::: Records for the exercise

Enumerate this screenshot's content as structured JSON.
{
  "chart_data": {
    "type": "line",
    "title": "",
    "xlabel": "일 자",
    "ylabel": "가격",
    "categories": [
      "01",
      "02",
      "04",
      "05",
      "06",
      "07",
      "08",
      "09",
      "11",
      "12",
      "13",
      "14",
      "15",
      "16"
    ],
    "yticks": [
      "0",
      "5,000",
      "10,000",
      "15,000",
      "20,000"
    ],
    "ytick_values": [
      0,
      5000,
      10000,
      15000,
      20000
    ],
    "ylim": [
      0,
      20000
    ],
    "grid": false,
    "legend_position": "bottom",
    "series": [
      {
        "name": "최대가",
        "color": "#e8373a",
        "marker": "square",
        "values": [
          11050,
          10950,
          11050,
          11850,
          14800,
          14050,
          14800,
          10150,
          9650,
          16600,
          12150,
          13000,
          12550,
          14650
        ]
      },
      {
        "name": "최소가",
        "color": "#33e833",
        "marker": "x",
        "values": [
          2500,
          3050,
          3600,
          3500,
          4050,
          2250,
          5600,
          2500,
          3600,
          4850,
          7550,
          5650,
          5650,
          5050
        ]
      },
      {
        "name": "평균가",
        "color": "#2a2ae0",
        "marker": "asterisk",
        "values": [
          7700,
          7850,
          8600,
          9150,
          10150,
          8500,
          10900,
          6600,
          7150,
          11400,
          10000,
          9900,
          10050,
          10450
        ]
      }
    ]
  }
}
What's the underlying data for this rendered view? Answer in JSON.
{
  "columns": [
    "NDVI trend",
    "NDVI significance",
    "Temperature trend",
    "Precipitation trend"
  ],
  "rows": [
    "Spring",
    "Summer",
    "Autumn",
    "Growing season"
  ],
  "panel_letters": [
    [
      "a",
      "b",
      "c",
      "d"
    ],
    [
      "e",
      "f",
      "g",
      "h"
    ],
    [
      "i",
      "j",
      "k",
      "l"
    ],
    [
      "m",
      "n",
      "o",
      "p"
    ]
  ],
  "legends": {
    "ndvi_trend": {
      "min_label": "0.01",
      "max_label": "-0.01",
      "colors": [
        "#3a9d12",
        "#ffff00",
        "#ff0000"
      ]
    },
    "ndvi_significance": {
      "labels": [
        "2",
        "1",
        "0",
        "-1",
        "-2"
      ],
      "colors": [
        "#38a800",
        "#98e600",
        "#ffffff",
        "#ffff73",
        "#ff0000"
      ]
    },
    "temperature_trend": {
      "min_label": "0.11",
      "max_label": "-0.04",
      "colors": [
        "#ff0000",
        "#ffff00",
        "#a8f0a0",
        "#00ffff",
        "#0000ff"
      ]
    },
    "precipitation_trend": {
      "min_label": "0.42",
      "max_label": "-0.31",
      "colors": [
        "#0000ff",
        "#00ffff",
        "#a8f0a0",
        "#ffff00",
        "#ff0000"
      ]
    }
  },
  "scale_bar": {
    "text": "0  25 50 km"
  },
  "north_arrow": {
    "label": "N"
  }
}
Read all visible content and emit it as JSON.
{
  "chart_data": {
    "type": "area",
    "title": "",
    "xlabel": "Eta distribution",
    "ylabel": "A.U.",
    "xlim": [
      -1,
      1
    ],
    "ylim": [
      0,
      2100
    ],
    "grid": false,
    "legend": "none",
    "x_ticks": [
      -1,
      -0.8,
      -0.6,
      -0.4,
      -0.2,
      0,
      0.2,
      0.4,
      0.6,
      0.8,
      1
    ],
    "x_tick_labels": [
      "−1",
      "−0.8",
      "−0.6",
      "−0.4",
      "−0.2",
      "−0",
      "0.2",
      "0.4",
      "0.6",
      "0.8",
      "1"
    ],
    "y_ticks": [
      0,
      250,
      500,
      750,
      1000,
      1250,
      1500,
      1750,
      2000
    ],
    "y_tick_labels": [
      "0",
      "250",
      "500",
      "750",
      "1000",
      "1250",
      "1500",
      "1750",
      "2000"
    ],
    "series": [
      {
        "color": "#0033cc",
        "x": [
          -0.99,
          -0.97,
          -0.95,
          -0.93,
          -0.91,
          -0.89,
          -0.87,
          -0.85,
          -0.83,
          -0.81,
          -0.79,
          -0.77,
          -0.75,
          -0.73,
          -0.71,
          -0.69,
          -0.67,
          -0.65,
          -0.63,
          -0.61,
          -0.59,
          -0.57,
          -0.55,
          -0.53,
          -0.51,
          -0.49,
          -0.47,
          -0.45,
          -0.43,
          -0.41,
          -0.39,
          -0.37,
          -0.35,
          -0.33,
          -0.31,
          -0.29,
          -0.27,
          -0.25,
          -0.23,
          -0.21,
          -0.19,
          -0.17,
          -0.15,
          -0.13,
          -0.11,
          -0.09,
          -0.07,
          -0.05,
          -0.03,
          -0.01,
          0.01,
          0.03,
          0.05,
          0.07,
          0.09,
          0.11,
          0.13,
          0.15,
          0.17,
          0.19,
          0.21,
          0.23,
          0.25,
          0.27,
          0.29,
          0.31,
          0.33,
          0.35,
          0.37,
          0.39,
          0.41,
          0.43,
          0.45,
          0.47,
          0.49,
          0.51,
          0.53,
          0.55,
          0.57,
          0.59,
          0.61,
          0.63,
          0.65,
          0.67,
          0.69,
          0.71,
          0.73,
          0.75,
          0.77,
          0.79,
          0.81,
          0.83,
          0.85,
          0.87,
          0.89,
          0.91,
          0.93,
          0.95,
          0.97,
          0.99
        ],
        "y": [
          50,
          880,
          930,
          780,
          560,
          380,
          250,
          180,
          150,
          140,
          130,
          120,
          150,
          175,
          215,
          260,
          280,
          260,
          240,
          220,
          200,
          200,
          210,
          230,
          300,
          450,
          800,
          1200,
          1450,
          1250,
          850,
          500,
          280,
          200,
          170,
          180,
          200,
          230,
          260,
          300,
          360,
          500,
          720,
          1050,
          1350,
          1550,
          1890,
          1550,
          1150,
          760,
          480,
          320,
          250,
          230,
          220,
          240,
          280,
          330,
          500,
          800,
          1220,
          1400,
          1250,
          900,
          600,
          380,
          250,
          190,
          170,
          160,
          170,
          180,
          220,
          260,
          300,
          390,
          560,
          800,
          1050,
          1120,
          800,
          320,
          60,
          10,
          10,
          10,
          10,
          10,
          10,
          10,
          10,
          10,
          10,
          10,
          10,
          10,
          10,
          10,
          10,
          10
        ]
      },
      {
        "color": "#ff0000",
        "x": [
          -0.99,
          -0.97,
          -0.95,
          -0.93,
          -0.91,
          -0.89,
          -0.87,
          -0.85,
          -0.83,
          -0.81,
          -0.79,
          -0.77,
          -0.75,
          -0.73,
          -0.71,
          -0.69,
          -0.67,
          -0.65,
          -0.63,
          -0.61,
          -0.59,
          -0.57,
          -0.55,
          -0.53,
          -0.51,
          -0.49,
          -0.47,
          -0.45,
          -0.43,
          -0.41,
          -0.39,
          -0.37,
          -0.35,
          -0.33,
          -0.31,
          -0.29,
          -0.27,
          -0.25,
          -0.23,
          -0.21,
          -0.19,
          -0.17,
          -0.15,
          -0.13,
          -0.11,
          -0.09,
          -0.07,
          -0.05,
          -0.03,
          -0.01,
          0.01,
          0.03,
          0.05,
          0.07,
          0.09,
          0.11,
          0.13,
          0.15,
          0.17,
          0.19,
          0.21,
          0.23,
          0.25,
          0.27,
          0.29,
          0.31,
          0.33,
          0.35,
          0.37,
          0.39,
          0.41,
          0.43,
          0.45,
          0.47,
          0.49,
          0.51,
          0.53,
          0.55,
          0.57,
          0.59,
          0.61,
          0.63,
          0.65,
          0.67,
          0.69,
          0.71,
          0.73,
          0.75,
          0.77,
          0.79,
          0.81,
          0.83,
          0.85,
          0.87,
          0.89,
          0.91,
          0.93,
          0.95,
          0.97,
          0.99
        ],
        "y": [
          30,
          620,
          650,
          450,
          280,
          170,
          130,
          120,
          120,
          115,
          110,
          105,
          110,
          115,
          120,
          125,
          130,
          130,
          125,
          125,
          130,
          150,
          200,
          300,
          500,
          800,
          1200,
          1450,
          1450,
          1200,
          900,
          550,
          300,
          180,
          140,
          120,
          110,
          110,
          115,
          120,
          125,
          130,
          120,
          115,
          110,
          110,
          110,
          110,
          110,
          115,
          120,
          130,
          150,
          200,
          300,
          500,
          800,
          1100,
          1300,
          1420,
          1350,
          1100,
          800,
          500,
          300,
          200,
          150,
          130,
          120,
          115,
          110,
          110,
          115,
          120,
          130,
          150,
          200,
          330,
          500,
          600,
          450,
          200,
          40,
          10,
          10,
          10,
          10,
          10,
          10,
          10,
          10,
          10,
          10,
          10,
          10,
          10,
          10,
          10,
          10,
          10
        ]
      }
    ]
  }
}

::::::

• _Given instruction_: Single out each line of the records above with the string "content" in it, and copy it.

• _Output below_:
Enumerate this screenshot's content as structured JSON.
Read all visible content and emit it as JSON.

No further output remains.